» **DIRECTIONS**
Copy the items word for word, from the first item through the one that contains "course-name-cell: Arts <box>13", both included.

» **GIVEN INFORMATION**
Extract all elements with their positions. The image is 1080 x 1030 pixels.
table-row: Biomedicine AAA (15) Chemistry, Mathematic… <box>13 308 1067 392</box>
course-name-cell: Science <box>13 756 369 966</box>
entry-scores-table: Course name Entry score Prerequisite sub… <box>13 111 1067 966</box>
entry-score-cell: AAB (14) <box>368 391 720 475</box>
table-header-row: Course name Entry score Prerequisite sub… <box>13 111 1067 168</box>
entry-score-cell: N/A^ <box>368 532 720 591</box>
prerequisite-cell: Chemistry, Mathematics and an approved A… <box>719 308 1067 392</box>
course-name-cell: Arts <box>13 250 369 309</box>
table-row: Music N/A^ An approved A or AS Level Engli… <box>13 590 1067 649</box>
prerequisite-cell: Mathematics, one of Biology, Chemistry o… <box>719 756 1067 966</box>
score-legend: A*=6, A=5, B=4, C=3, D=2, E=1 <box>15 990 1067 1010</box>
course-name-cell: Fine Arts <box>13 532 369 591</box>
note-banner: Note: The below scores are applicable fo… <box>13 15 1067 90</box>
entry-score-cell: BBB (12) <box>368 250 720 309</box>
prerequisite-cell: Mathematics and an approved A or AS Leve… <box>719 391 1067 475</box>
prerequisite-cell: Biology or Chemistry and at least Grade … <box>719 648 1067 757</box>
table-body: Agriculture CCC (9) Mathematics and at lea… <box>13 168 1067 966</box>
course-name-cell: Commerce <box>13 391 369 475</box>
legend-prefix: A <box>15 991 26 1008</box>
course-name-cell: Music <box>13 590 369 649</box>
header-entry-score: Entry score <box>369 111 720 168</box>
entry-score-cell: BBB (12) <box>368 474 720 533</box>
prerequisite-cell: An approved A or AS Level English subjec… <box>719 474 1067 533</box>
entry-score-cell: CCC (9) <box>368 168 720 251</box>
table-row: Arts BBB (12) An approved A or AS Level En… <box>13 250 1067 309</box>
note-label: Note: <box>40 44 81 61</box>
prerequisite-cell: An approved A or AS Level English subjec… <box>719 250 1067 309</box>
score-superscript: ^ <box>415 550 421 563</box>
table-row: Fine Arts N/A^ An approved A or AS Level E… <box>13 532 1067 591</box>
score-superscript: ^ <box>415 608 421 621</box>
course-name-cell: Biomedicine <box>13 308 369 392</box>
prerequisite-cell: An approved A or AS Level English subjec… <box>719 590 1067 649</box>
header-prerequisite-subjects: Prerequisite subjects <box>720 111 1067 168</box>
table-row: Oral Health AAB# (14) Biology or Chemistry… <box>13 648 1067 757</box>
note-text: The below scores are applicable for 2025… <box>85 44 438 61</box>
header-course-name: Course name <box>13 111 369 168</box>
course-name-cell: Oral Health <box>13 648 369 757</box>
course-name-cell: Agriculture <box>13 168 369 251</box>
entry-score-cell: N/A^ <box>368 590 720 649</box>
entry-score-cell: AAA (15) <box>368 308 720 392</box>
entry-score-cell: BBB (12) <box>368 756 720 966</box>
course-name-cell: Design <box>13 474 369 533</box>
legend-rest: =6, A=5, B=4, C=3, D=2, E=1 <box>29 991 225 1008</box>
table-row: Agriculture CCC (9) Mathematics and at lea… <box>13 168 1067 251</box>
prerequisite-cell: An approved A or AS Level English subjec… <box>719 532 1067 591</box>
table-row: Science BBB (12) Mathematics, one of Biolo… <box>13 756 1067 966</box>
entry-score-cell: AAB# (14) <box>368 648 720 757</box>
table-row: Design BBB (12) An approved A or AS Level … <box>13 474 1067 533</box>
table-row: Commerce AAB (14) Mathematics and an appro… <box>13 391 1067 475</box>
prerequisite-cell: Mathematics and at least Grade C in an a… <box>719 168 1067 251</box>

» **OUTPUT FOR THIS EXERCISE**
Extract all elements with their positions. The image is 1080 x 1030 pixels.
table-row: Biomedicine AAA (15) Chemistry, Mathematic… <box>13 308 1067 392</box>
course-name-cell: Science <box>13 756 369 966</box>
entry-scores-table: Course name Entry score Prerequisite sub… <box>13 111 1067 966</box>
entry-score-cell: AAB (14) <box>368 391 720 475</box>
table-header-row: Course name Entry score Prerequisite sub… <box>13 111 1067 168</box>
entry-score-cell: N/A^ <box>368 532 720 591</box>
prerequisite-cell: Chemistry, Mathematics and an approved A… <box>719 308 1067 392</box>
course-name-cell: Arts <box>13 250 369 309</box>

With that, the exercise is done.